TASK PROMPT: Locate the string "this" in the records below. Copy every line where it occurs.

─── SUPPLIED RECORDS

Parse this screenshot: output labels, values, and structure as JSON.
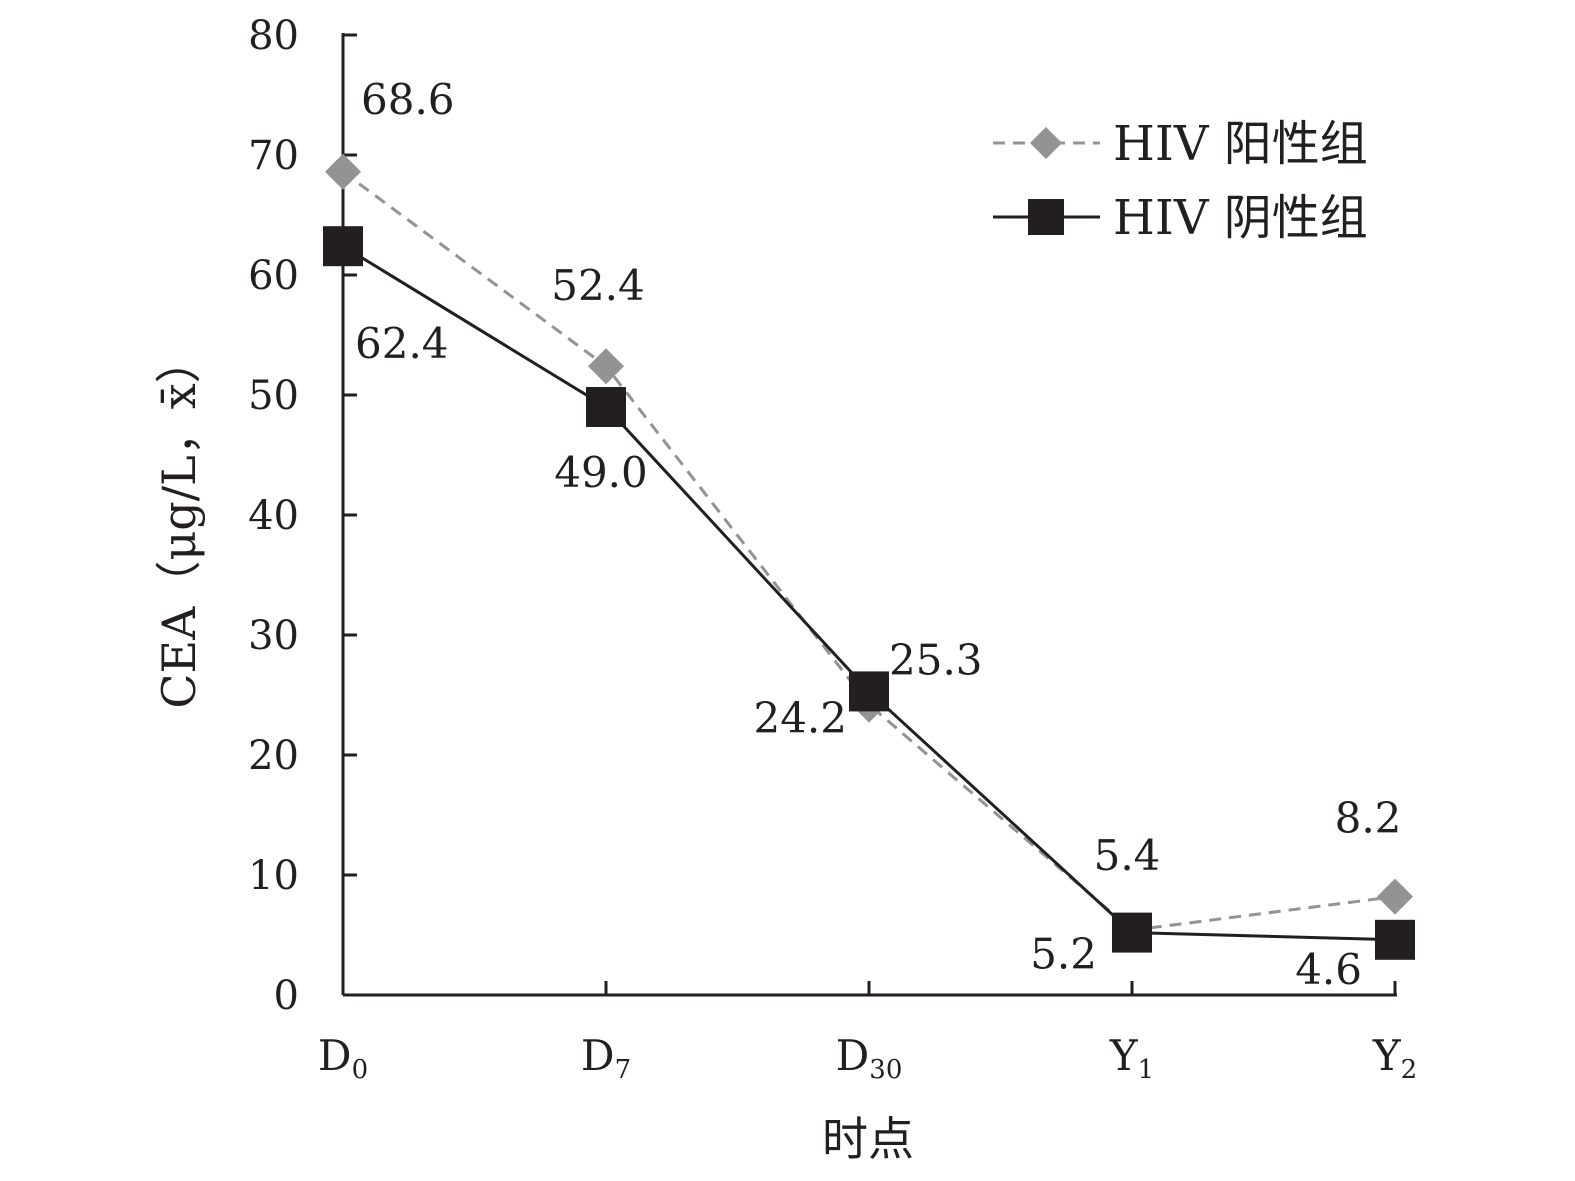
{
  "chart_data": {
    "type": "line",
    "categories": [
      "D0",
      "D7",
      "D30",
      "Y1",
      "Y2"
    ],
    "category_ticks": [
      {
        "main": "D",
        "sub": "0"
      },
      {
        "main": "D",
        "sub": "7"
      },
      {
        "main": "D",
        "sub": "30"
      },
      {
        "main": "Y",
        "sub": "1"
      },
      {
        "main": "Y",
        "sub": "2"
      }
    ],
    "series": [
      {
        "name": "HIV 阳性组",
        "values": [
          68.6,
          52.4,
          24.2,
          5.4,
          8.2
        ],
        "labels": [
          "68.6",
          "52.4",
          "24.2",
          "5.4",
          "8.2"
        ],
        "color": "#939393",
        "line_style": "dashed",
        "marker": "diamond"
      },
      {
        "name": "HIV 阴性组",
        "values": [
          62.4,
          49.0,
          25.3,
          5.2,
          4.6
        ],
        "labels": [
          "62.4",
          "49.0",
          "25.3",
          "5.2",
          "4.6"
        ],
        "color": "#231f20",
        "line_style": "solid",
        "marker": "square"
      }
    ],
    "xlabel": "时点",
    "ylabel": "CEA（μg/L，x̄）",
    "ylim": [
      0,
      80
    ],
    "yticks": [
      "0",
      "10",
      "20",
      "30",
      "40",
      "50",
      "60",
      "70",
      "80"
    ],
    "grid": false,
    "legend_position": "top-right"
  }
}
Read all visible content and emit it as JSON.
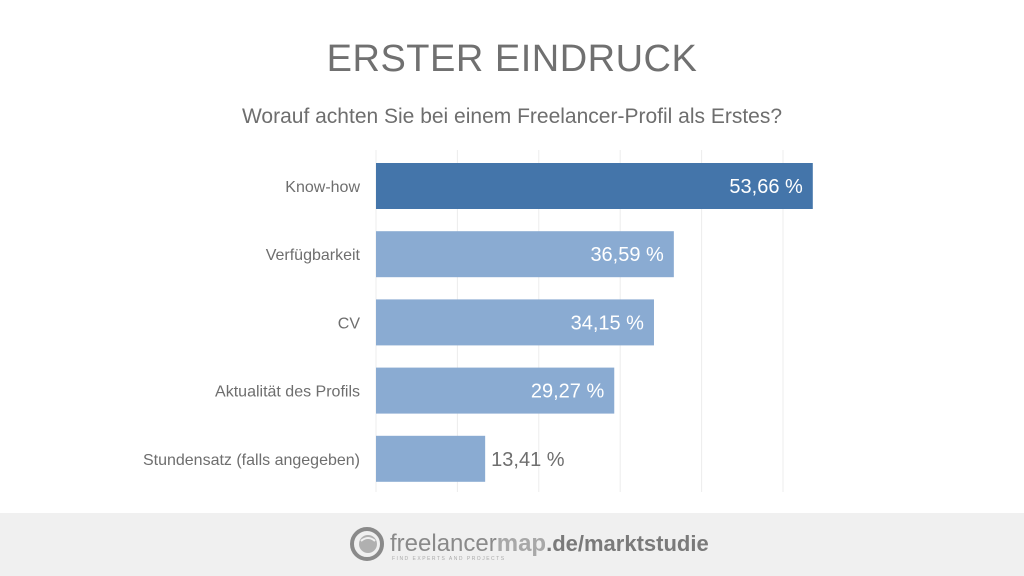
{
  "chart_data": {
    "type": "bar",
    "orientation": "horizontal",
    "title": "ERSTER EINDRUCK",
    "subtitle": "Worauf achten Sie bei einem Freelancer-Profil als Erstes?",
    "categories": [
      "Know-how",
      "Verfügbarkeit",
      "CV",
      "Aktualität des Profils",
      "Stundensatz (falls angegeben)"
    ],
    "values": [
      53.66,
      36.59,
      34.15,
      29.27,
      13.41
    ],
    "data_labels": [
      "53,66 %",
      "36,59 %",
      "34,15 %",
      "29,27 %",
      "13,41 %"
    ],
    "unit": "%",
    "xlim": [
      0,
      60
    ],
    "grid_ticks": [
      0,
      10,
      20,
      30,
      40,
      50
    ],
    "grid": true,
    "legend": "none",
    "colors": {
      "highlight": "#4475aa",
      "default": "#8aabd2",
      "grid": "#ececec"
    }
  },
  "footer": {
    "logo_text_light": "freelancer",
    "logo_text_bold": "map",
    "url_suffix": ".de/marktstudie",
    "tagline": "FIND EXPERTS AND PROJECTS",
    "background": "#f0f0f0"
  }
}
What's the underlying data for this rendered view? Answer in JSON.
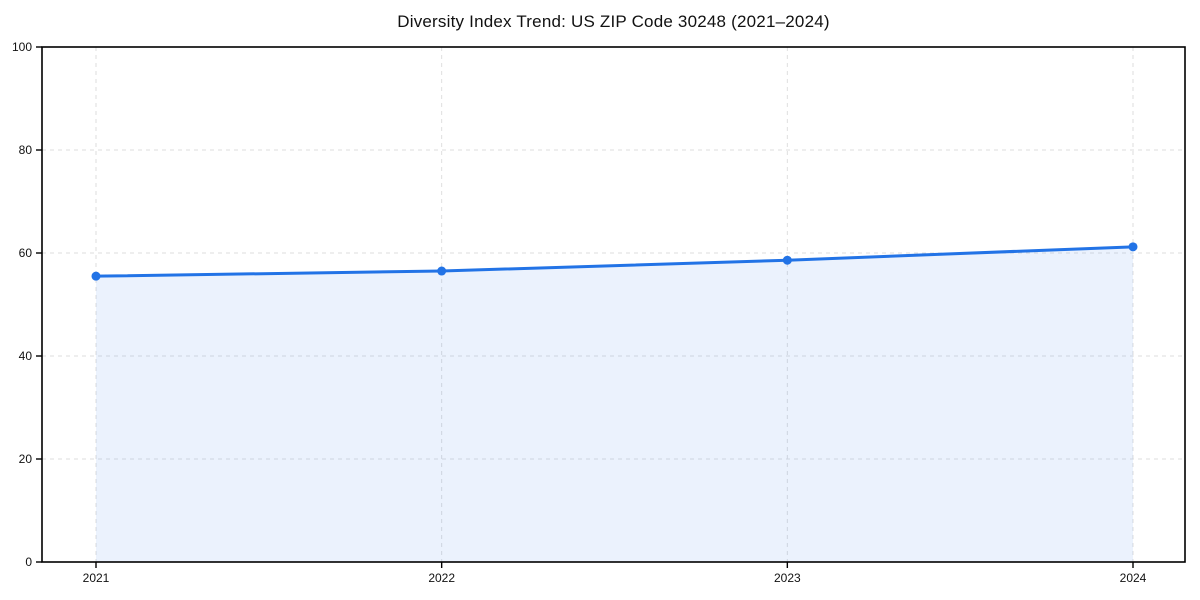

──────

WRITTEN RESPONSE:
Parse this screenshot: output labels, values, and structure as JSON.
What's the underlying data for this rendered view? Answer in JSON.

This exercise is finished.